__RECORDED DATA__
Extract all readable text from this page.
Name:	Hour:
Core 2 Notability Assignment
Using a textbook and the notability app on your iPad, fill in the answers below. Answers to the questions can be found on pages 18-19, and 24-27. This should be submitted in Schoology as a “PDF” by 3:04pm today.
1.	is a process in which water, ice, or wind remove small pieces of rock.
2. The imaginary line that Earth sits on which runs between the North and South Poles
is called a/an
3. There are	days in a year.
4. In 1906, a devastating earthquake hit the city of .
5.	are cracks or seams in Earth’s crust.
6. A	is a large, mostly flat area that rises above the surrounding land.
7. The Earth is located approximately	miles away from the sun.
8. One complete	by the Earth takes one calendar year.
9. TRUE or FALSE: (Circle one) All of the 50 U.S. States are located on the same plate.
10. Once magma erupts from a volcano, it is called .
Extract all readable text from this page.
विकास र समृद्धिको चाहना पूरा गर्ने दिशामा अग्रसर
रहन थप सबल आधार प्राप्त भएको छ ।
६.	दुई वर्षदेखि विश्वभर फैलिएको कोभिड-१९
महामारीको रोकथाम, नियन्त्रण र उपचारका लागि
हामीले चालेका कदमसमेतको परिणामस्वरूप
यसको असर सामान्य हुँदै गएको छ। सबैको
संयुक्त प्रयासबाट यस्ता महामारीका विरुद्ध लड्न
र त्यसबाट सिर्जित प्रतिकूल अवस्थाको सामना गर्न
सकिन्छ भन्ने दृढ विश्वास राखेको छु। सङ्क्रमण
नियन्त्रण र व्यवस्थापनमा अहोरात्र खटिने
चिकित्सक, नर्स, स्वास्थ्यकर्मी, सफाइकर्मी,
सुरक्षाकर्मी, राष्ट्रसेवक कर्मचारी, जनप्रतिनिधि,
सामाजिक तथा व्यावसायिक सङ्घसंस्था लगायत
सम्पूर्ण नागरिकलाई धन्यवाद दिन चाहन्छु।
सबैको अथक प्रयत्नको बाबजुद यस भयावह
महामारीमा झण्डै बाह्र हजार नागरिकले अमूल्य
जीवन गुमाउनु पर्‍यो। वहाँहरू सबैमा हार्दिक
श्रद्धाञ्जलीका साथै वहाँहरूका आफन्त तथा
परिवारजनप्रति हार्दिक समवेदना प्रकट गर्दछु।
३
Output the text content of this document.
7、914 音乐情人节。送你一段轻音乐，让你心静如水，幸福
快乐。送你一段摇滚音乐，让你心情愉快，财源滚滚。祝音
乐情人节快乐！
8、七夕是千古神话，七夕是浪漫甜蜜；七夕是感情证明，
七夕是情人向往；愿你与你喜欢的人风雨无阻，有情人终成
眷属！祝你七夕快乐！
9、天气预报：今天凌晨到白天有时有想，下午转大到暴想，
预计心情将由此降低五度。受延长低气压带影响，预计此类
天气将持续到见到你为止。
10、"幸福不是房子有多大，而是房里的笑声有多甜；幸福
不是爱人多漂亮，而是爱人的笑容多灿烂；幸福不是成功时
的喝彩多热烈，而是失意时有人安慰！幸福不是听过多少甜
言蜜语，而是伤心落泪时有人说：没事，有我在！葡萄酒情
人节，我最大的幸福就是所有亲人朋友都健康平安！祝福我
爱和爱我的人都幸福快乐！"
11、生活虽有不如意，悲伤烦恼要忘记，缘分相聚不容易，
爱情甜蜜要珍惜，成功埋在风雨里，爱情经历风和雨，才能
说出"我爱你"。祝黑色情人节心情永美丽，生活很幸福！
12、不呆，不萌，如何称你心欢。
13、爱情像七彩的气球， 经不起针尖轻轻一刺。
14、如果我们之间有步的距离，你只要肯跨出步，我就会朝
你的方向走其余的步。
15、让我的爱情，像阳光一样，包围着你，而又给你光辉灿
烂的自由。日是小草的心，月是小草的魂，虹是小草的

__EXERCISE TASK__
Return every line of the preceding records in which the word "located" appears.

__ANSWER FOR THE TASK__
7. The Earth is located approximately	miles away from the sun.
9. TRUE or FALSE: (Circle one) All of the 50 U.S. States are located on the same plate.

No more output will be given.